▶ _TASK PROMPT_: Count the lines below that contain the word "fully". Give only the number.
--- Start LISTING ---
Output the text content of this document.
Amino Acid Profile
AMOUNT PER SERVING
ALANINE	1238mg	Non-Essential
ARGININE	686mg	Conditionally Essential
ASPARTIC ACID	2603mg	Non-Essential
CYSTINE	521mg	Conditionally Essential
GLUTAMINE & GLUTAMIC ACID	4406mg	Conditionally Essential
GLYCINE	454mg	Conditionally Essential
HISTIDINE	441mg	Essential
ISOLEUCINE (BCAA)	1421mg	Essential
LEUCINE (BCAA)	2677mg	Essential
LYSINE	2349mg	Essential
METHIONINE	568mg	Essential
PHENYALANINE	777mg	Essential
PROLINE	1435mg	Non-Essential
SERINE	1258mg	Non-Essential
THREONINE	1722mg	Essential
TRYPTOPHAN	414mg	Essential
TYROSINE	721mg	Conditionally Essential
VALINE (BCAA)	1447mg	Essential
--- End LISTING ---
--- Start LISTING ---
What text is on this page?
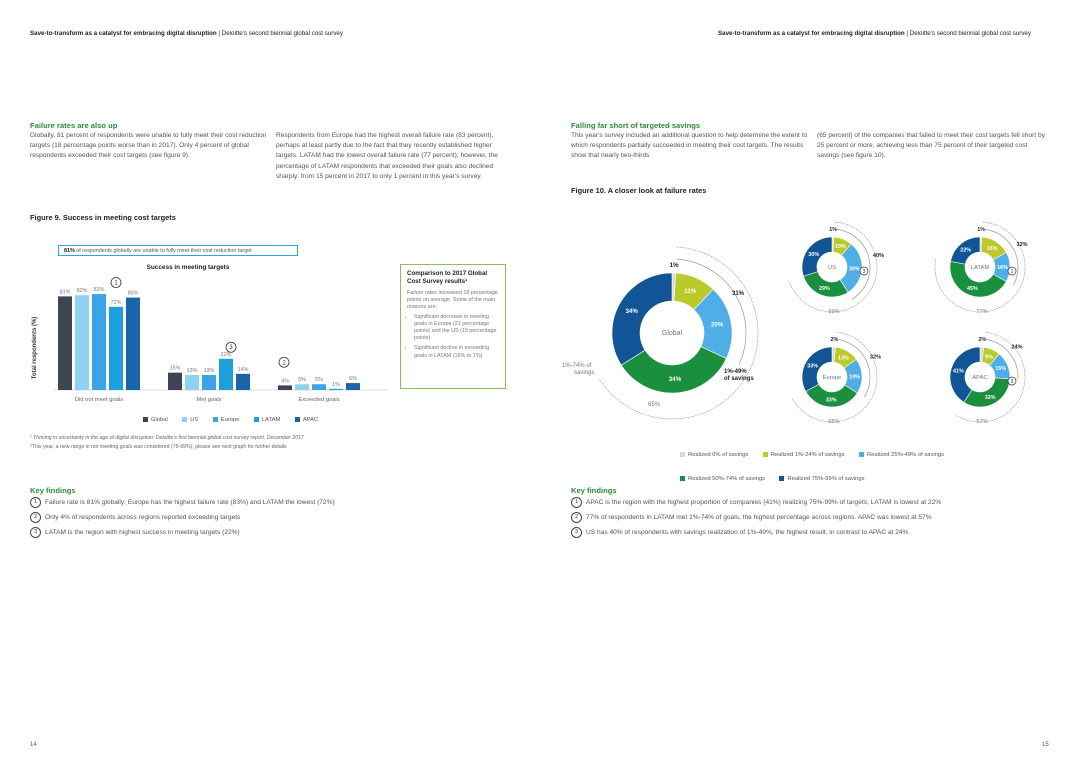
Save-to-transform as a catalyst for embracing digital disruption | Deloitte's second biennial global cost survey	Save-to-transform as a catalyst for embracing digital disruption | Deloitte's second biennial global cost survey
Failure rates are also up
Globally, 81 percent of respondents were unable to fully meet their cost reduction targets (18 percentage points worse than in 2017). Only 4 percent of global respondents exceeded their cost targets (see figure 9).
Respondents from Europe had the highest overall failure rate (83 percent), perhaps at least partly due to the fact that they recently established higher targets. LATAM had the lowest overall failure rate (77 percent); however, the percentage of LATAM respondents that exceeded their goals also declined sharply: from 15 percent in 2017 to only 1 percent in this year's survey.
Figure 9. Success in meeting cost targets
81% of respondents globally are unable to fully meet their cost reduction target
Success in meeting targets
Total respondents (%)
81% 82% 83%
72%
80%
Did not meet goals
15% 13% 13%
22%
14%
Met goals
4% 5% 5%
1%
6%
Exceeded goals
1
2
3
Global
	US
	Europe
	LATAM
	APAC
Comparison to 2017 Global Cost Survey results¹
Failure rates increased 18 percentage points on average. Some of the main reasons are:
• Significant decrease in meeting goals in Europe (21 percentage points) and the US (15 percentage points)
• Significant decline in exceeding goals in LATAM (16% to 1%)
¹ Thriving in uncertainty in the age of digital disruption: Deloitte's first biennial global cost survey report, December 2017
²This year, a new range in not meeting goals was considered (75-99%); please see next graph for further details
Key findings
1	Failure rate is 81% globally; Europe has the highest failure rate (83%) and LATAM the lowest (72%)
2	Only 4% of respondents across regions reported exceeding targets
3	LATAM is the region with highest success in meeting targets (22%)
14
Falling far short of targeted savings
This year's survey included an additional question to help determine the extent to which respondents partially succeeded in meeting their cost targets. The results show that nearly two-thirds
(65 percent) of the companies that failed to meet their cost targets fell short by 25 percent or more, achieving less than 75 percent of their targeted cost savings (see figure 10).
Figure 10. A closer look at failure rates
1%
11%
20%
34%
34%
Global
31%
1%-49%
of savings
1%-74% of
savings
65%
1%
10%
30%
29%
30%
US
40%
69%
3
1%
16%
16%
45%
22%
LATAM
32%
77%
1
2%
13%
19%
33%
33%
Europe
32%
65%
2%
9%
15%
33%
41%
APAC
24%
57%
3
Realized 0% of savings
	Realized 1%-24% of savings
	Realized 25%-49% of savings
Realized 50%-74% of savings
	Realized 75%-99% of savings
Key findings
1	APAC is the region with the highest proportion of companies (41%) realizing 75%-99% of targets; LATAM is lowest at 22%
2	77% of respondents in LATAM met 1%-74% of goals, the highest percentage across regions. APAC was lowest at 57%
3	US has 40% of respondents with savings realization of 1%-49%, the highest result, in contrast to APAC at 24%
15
--- End LISTING ---
▶ _PROBLEM SOLUTION_: 2